> _AIM 1_
In the coiled tubing passage, what component moves the tubing into and out of the wellbore?

Method and system for extending reach in deviated wellbores using selected injection speed

A method for extending reach of a coiled tubing string in a deviated wellbore includes vibrating the tubing string while the tubing string is injected into the wellbore at a first injection speed, finding the peak speed of lateral vibration of the tubing string, determining a second injection speed as a function of the obtained peak speed of lateral vibration, and adjusting the injection speed of the vibrating tubing string from the first injection speed to the determined second injection speed based on said function. A non-transitory computer-readable storage medium to execute the foregoing method is provided, along with a system for extending reach of a coiled tubing string in a deviated wellbore.

TECHNICAL FIELD

The subject disclosure relates to the hydrocarbon industry. More particularly, the subject disclosure relates to a method for extending reach in deviated wellbores.

BACKGROUND

Coiled tubing refers to metal piping, used for interventions in oil and gas wells and sometimes as production tubing in depleted gas wells. Coiled tubing operations typically involve at least three primary components. The coiled tubing itself is spooled on a large reel and is dispensed onto and off of the reel during an operation. The tubing extends from the reel to an injector. The injector moves the tubing into and out of the wellbore. Between the injector and the reel is a tubing guide or gooseneck. The gooseneck is typically attached or affixed to the injector and guides and supports the coiled tubing from the reel into the injector. Typically, the tubing guide is attached to the injector at the point where the tubing enters. As the tubing wraps and unwraps on the reel, it moves from one side of the reel to the other (side-to-side).

> _DATA RECORDS_
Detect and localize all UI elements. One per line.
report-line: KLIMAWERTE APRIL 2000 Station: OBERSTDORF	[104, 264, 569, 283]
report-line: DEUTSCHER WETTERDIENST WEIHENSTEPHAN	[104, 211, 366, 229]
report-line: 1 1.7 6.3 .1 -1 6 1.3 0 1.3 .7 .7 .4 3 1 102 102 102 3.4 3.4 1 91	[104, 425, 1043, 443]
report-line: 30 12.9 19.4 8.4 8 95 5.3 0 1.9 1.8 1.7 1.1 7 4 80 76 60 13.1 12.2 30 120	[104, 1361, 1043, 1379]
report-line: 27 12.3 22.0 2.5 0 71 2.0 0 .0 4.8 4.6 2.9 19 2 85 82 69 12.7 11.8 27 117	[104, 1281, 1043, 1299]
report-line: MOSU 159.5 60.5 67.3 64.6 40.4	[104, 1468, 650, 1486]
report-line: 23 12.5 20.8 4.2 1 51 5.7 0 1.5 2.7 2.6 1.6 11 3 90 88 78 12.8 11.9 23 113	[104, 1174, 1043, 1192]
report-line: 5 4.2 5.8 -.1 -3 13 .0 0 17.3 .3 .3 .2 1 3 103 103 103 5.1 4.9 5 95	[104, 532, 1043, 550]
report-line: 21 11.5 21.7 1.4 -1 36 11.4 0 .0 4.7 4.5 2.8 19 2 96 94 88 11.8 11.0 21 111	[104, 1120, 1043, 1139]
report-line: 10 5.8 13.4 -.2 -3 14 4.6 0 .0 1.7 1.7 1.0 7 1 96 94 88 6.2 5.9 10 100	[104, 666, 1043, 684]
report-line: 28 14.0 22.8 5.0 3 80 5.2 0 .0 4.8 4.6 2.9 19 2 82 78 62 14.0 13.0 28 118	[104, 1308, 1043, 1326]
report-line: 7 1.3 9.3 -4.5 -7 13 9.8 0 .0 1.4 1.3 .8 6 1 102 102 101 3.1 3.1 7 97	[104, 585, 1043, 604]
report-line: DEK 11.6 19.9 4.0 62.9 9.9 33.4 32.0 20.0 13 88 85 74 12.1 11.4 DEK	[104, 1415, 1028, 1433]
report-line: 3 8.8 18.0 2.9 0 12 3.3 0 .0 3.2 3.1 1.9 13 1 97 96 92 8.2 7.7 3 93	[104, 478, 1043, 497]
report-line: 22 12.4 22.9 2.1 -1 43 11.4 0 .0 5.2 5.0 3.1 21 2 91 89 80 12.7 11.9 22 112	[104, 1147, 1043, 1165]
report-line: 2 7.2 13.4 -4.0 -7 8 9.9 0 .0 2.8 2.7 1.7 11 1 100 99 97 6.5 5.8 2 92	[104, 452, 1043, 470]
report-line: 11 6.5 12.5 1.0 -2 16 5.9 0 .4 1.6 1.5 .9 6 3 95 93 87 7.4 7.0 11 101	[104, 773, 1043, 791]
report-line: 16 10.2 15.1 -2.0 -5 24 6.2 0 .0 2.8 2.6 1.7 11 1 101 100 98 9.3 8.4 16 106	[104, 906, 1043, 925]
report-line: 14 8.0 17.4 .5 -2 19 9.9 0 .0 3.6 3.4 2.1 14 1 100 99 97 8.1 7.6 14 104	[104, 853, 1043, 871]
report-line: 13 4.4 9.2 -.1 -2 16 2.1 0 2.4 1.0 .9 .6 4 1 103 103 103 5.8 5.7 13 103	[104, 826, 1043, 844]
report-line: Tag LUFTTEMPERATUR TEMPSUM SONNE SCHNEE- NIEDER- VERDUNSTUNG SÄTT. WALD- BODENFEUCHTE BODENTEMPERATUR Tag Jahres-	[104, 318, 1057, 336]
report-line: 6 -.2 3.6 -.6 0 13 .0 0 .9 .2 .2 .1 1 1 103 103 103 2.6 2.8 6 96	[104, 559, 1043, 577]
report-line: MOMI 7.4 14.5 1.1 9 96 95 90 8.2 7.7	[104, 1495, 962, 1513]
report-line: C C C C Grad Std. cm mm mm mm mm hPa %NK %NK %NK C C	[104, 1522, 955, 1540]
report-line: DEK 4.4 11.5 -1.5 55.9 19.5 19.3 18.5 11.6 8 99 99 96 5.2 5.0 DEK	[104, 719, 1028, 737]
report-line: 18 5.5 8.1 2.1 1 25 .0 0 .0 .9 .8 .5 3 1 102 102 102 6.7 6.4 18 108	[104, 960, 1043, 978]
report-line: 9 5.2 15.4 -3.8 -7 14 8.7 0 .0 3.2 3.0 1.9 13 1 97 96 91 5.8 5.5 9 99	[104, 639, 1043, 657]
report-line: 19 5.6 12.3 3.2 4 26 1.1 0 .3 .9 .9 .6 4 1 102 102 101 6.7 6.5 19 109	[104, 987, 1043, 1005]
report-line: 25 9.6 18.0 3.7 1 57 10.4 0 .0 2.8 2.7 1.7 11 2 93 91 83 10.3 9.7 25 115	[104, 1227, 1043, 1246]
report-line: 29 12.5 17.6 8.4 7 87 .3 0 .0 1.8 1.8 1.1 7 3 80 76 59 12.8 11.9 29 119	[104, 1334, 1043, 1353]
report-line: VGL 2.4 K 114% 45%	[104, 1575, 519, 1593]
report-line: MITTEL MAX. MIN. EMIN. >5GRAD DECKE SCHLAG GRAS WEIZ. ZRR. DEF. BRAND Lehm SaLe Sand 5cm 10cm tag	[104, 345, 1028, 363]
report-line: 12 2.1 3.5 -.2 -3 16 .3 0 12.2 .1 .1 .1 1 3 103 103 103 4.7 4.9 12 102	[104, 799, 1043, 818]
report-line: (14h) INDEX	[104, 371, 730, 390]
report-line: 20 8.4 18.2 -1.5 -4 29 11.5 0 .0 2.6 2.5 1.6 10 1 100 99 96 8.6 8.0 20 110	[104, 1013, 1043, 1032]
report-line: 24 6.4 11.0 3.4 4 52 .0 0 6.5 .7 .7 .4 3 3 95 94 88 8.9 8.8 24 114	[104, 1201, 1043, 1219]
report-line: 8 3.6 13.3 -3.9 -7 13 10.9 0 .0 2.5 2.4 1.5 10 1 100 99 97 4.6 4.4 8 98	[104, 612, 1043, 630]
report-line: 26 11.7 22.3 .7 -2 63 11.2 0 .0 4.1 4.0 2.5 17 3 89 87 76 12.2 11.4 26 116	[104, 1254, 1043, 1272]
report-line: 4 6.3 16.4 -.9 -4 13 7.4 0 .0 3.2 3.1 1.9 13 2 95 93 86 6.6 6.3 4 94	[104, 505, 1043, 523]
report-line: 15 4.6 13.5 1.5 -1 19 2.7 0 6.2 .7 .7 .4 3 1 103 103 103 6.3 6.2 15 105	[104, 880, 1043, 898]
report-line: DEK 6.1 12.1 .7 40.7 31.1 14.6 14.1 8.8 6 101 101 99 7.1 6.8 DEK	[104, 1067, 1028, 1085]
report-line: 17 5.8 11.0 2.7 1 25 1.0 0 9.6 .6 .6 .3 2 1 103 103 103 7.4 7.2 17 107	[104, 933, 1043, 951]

> _AIM 2_
Lay out everything in the records, from their first line down to the line containing "report-line: 30 12.9", as a JSON list of strings, one string per line, with both ends included and blank lines left out.

> _SOLUTION 1_
The injector.

> _SOLUTION 2_
[
  "Detect and localize all UI elements. One per line.",
  "report-line: KLIMAWERTE APRIL 2000 Station: OBERSTDORF\t[104, 264, 569, 283]",
  "report-line: DEUTSCHER WETTERDIENST WEIHENSTEPHAN\t[104, 211, 366, 229]",
  "report-line: 1 1.7 6.3 .1 -1 6 1.3 0 1.3 .7 .7 .4 3 1 102 102 102 3.4 3.4 1 91\t[104, 425, 1043, 443]",
  "report-line: 30 12.9 19.4 8.4 8 95 5.3 0 1.9 1.8 1.7 1.1 7 4 80 76 60 13.1 12.2 30 120\t[104, 1361, 1043, 1379]"
]